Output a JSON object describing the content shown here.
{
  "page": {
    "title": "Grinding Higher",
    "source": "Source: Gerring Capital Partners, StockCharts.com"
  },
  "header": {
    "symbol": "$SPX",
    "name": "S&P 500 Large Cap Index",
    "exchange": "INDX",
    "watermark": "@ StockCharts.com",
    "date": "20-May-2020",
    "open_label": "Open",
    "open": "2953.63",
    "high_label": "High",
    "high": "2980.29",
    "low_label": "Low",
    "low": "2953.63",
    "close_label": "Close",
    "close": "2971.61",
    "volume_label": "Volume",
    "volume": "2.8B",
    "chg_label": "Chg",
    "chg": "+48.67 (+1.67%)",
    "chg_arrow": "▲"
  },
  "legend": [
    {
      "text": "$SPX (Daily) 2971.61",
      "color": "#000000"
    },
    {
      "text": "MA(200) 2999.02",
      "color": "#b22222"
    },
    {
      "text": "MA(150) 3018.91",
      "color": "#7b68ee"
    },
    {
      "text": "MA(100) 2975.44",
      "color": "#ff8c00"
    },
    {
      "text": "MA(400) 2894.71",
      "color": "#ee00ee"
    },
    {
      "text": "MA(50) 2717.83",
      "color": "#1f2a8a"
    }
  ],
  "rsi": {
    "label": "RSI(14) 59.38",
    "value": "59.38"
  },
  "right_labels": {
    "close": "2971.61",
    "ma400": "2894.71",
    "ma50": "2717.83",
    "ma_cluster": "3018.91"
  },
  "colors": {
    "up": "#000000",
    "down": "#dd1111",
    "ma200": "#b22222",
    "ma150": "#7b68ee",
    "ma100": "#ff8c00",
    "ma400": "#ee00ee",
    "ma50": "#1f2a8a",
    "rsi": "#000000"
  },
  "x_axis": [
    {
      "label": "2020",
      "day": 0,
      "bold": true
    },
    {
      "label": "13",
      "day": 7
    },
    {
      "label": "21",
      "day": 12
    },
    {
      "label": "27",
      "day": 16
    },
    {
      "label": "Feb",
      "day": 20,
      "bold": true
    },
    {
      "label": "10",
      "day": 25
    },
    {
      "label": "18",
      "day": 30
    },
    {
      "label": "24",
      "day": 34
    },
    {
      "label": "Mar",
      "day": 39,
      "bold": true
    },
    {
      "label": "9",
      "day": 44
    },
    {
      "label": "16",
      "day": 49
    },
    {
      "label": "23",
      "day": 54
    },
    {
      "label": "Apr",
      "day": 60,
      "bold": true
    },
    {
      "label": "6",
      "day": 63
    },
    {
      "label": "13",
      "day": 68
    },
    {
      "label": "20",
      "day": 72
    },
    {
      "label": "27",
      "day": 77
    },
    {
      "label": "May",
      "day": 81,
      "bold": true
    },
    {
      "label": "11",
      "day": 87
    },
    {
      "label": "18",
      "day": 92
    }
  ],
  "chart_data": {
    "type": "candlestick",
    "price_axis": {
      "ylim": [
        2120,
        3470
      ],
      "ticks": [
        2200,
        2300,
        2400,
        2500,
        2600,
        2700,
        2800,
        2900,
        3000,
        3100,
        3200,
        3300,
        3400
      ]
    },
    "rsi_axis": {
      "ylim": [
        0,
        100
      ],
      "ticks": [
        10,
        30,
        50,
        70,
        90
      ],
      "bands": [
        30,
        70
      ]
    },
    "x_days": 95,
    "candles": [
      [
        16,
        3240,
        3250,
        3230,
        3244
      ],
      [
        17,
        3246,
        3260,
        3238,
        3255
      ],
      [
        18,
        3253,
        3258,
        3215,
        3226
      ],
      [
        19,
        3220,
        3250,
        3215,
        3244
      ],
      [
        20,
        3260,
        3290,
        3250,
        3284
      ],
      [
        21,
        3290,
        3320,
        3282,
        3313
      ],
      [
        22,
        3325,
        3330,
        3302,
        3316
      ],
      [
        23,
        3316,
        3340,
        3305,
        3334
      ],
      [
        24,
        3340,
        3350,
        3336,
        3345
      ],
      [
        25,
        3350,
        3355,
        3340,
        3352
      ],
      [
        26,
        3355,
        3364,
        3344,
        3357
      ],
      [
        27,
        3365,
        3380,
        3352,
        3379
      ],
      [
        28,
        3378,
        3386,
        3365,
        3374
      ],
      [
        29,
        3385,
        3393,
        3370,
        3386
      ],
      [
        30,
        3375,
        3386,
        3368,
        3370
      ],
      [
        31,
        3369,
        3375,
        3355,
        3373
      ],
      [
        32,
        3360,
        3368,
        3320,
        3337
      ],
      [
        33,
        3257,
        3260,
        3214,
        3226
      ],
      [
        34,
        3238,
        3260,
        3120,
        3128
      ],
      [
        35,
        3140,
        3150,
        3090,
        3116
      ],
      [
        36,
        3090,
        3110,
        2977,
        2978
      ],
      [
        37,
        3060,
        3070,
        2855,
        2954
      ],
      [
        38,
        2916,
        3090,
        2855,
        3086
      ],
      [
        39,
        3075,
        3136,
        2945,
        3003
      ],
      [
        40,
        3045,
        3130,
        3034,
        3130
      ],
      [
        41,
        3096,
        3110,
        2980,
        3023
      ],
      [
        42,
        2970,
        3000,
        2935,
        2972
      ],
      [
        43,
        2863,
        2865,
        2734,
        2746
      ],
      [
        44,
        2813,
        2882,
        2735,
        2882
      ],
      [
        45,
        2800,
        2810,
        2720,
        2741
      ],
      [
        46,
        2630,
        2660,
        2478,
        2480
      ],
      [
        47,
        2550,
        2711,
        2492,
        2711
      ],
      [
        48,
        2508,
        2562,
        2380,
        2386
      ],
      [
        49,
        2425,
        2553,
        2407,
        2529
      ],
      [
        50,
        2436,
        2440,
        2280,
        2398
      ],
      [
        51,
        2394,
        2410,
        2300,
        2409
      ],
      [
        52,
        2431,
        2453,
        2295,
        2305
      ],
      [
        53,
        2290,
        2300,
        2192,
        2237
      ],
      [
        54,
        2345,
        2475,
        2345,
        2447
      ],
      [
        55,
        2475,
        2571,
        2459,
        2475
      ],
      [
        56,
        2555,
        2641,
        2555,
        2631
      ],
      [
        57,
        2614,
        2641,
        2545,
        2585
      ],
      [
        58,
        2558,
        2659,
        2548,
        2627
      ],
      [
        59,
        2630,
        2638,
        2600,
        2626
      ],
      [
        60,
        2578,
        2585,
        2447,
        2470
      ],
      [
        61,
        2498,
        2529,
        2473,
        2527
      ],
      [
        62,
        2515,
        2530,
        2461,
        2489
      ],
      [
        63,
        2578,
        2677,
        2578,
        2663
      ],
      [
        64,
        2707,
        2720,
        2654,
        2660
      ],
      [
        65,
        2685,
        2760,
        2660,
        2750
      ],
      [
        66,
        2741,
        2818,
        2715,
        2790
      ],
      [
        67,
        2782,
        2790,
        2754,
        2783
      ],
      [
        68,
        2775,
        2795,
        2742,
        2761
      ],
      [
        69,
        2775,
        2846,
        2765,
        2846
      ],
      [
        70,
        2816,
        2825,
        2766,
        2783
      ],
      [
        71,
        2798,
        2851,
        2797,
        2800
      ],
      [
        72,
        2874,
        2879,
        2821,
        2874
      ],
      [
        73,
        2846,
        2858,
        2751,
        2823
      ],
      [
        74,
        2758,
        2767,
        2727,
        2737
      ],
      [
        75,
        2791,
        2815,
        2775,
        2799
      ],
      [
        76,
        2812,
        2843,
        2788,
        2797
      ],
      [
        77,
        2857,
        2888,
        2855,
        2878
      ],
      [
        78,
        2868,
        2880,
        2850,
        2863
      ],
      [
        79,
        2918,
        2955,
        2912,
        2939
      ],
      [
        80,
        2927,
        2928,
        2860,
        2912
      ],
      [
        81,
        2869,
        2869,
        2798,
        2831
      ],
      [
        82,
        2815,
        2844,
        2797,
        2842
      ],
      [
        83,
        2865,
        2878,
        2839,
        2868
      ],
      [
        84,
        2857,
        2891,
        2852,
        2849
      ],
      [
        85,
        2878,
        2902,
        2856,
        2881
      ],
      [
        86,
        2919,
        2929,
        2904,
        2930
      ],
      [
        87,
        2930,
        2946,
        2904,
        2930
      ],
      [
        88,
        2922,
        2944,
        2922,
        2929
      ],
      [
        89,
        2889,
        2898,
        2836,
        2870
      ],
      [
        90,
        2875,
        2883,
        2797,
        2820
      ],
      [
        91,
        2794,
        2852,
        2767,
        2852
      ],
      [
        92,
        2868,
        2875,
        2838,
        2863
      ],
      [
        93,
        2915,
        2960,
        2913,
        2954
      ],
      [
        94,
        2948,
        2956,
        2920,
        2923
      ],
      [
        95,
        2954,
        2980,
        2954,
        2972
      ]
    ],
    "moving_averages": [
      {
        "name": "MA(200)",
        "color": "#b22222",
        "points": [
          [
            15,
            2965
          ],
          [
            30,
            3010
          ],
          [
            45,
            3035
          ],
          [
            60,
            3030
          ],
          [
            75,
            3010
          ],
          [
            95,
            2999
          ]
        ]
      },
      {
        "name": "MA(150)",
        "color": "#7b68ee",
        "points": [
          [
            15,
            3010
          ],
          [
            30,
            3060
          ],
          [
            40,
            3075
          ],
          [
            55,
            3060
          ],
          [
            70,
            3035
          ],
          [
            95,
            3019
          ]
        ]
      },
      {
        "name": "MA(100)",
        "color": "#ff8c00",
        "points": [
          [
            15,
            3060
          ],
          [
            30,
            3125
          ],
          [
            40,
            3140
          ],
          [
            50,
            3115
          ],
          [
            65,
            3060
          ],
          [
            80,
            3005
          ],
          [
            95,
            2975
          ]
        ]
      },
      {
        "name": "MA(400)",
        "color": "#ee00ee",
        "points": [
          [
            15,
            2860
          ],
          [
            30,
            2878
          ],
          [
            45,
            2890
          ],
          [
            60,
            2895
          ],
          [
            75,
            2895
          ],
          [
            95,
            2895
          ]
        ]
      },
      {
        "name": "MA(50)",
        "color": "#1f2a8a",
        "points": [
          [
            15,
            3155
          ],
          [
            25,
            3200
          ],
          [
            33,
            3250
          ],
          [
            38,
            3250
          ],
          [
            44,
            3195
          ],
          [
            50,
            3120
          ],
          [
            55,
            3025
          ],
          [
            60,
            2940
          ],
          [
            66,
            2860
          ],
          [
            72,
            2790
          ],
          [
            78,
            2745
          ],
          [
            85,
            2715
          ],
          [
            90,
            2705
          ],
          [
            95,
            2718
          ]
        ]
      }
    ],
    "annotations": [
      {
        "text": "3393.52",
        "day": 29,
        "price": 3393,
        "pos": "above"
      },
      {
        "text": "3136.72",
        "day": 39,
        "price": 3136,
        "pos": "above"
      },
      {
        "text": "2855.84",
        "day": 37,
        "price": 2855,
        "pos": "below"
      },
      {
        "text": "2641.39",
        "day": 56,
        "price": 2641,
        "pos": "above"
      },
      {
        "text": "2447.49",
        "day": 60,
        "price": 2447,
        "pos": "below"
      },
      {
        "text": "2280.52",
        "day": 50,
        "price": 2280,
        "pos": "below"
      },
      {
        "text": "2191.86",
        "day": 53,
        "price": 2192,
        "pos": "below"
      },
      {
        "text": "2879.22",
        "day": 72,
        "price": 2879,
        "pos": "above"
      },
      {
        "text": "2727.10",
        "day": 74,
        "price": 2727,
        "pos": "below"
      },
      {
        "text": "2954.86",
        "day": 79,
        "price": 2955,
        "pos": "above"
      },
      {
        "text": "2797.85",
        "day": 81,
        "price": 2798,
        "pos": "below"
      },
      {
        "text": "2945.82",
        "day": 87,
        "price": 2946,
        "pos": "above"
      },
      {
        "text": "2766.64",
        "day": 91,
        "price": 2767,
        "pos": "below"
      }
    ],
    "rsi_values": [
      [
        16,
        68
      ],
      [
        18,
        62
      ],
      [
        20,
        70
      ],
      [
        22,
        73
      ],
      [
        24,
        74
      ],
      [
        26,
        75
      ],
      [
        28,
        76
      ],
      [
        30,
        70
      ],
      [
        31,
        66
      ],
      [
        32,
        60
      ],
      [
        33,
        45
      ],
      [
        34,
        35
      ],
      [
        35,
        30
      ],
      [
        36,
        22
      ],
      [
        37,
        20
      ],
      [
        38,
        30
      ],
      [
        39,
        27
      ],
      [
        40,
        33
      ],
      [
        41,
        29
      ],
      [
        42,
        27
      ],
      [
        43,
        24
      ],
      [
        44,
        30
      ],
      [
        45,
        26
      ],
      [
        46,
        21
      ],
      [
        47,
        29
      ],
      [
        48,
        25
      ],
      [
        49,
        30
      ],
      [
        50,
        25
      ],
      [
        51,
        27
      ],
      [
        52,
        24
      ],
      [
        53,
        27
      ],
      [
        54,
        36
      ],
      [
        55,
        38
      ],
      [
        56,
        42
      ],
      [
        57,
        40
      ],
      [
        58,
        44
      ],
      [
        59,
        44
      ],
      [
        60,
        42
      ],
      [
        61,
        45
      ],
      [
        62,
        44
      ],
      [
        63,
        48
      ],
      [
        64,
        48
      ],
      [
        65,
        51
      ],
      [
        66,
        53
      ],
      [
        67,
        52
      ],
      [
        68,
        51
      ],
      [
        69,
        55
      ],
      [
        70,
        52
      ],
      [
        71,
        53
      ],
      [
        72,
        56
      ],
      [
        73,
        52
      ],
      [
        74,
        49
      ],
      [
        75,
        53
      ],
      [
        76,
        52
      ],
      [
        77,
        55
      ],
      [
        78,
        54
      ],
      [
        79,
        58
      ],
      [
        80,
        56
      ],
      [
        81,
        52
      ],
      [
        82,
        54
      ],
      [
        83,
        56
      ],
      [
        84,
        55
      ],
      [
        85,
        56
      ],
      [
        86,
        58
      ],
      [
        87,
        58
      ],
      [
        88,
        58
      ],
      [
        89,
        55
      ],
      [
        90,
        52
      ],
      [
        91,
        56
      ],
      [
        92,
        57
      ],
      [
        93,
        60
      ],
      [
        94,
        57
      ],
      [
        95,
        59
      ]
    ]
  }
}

= = = =

Identify the lines above with the word "name". Copy them.

» Output for this task
    "name": "S&P 500 Large Cap Index",
        "name": "MA(200)",
        "name": "MA(150)",
        "name": "MA(100)",
        "name": "MA(400)",
        "name": "MA(50)",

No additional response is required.